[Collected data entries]
+ + + + +
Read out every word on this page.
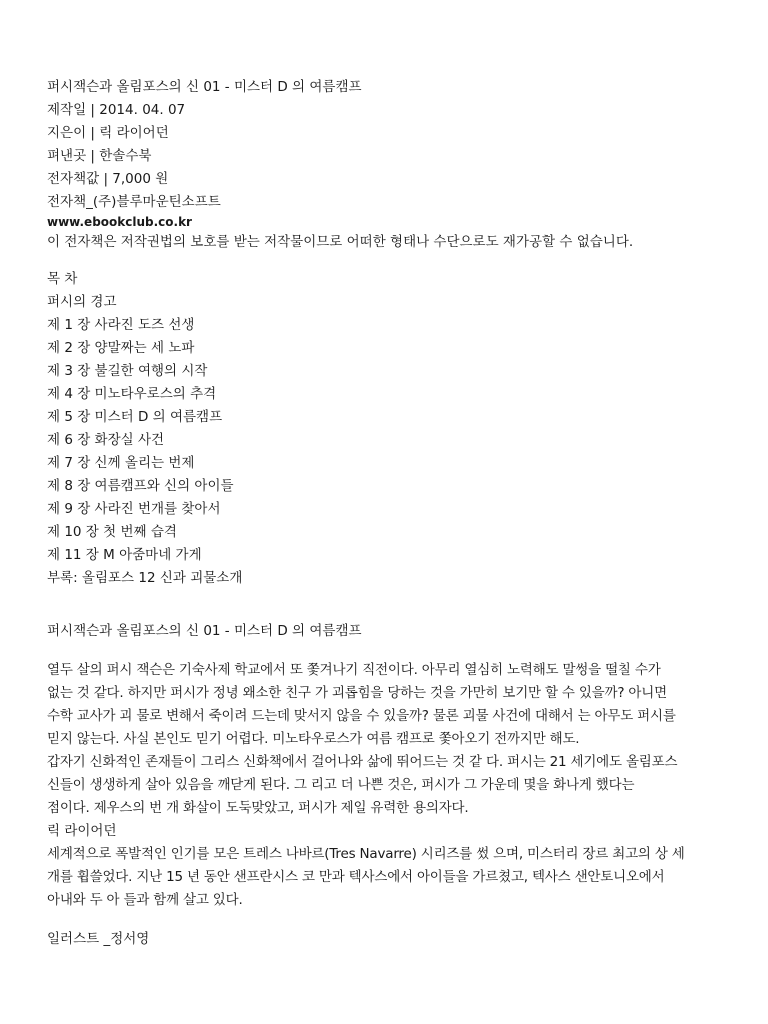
퍼시잭슨과 올림포스의 신 01 - 미스터 D 의 여름캠프
제작일 | 2014. 04. 07
지은이 | 릭 라이어던
펴낸곳 | 한솔수북
전자책값 | 7,000 원
전자책_(주)블루마운틴소프트
www.ebookclub.co.kr
이 전자책은 저작권법의 보호를 받는 저작물이므로 어떠한 형태나 수단으로도 재가공할 수 없습니다.
목 차
퍼시의 경고
제 1 장 사라진 도즈 선생
제 2 장 양말짜는 세 노파
제 3 장 불길한 여행의 시작
제 4 장 미노타우로스의 추격
제 5 장 미스터 D 의 여름캠프
제 6 장 화장실 사건
제 7 장 신께 올리는 번제
제 8 장 여름캠프와 신의 아이들
제 9 장 사라진 번개를 찾아서
제 10 장 첫 번째 습격
제 11 장 M 아줌마네 가게
부록: 올림포스 12 신과 괴물소개
퍼시잭슨과 올림포스의 신 01 - 미스터 D 의 여름캠프
열두 살의 퍼시 잭슨은 기숙사제 학교에서 또 쫓겨나기 직전이다. 아무리 열심히 노력해도 말썽을 떨칠 수가
없는 것 같다. 하지만 퍼시가 정녕 왜소한 친구 가 괴롭힘을 당하는 것을 가만히 보기만 할 수 있을까? 아니면
수학 교사가 괴 물로 변해서 죽이려 드는데 맞서지 않을 수 있을까? 물론 괴물 사건에 대해서 는 아무도 퍼시를
믿지 않는다. 사실 본인도 믿기 어렵다. 미노타우로스가 여름 캠프로 쫓아오기 전까지만 해도.
갑자기 신화적인 존재들이 그리스 신화책에서 걸어나와 삶에 뛰어드는 것 같 다. 퍼시는 21 세기에도 올림포스
신들이 생생하게 살아 있음을 깨닫게 된다. 그 리고 더 나쁜 것은, 퍼시가 그 가운데 몇을 화나게 했다는
점이다. 제우스의 번 개 화살이 도둑맞았고, 퍼시가 제일 유력한 용의자다.
릭 라이어던
세계적으로 폭발적인 인기를 모은 트레스 나바르(Tres Navarre) 시리즈를 썼 으며, 미스터리 장르 최고의 상 세
개를 휩쓸었다. 지난 15 년 동안 샌프란시스 코 만과 텍사스에서 아이들을 가르쳤고, 텍사스 샌안토니오에서
아내와 두 아 들과 함께 살고 있다.
일러스트 _정서영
+ + + + +
## What to produce
Each line of the data should be quoted exactly, with pictures left out.

## Problem solution
Read out every word on this page.
퍼시잭슨과 올림포스의 신 01 - 미스터 D 의 여름캠프
제작일 | 2014. 04. 07
지은이 | 릭 라이어던
펴낸곳 | 한솔수북
전자책값 | 7,000 원
전자책_(주)블루마운틴소프트
www.ebookclub.co.kr
이 전자책은 저작권법의 보호를 받는 저작물이므로 어떠한 형태나 수단으로도 재가공할 수 없습니다.
목 차
퍼시의 경고
제 1 장 사라진 도즈 선생
제 2 장 양말짜는 세 노파
제 3 장 불길한 여행의 시작
제 4 장 미노타우로스의 추격
제 5 장 미스터 D 의 여름캠프
제 6 장 화장실 사건
제 7 장 신께 올리는 번제
제 8 장 여름캠프와 신의 아이들
제 9 장 사라진 번개를 찾아서
제 10 장 첫 번째 습격
제 11 장 M 아줌마네 가게
부록: 올림포스 12 신과 괴물소개
퍼시잭슨과 올림포스의 신 01 - 미스터 D 의 여름캠프
열두 살의 퍼시 잭슨은 기숙사제 학교에서 또 쫓겨나기 직전이다. 아무리 열심히 노력해도 말썽을 떨칠 수가
없는 것 같다. 하지만 퍼시가 정녕 왜소한 친구 가 괴롭힘을 당하는 것을 가만히 보기만 할 수 있을까? 아니면
수학 교사가 괴 물로 변해서 죽이려 드는데 맞서지 않을 수 있을까? 물론 괴물 사건에 대해서 는 아무도 퍼시를
믿지 않는다. 사실 본인도 믿기 어렵다. 미노타우로스가 여름 캠프로 쫓아오기 전까지만 해도.
갑자기 신화적인 존재들이 그리스 신화책에서 걸어나와 삶에 뛰어드는 것 같 다. 퍼시는 21 세기에도 올림포스
신들이 생생하게 살아 있음을 깨닫게 된다. 그 리고 더 나쁜 것은, 퍼시가 그 가운데 몇을 화나게 했다는
점이다. 제우스의 번 개 화살이 도둑맞았고, 퍼시가 제일 유력한 용의자다.
릭 라이어던
세계적으로 폭발적인 인기를 모은 트레스 나바르(Tres Navarre) 시리즈를 썼 으며, 미스터리 장르 최고의 상 세
개를 휩쓸었다. 지난 15 년 동안 샌프란시스 코 만과 텍사스에서 아이들을 가르쳤고, 텍사스 샌안토니오에서
아내와 두 아 들과 함께 살고 있다.
일러스트 _정서영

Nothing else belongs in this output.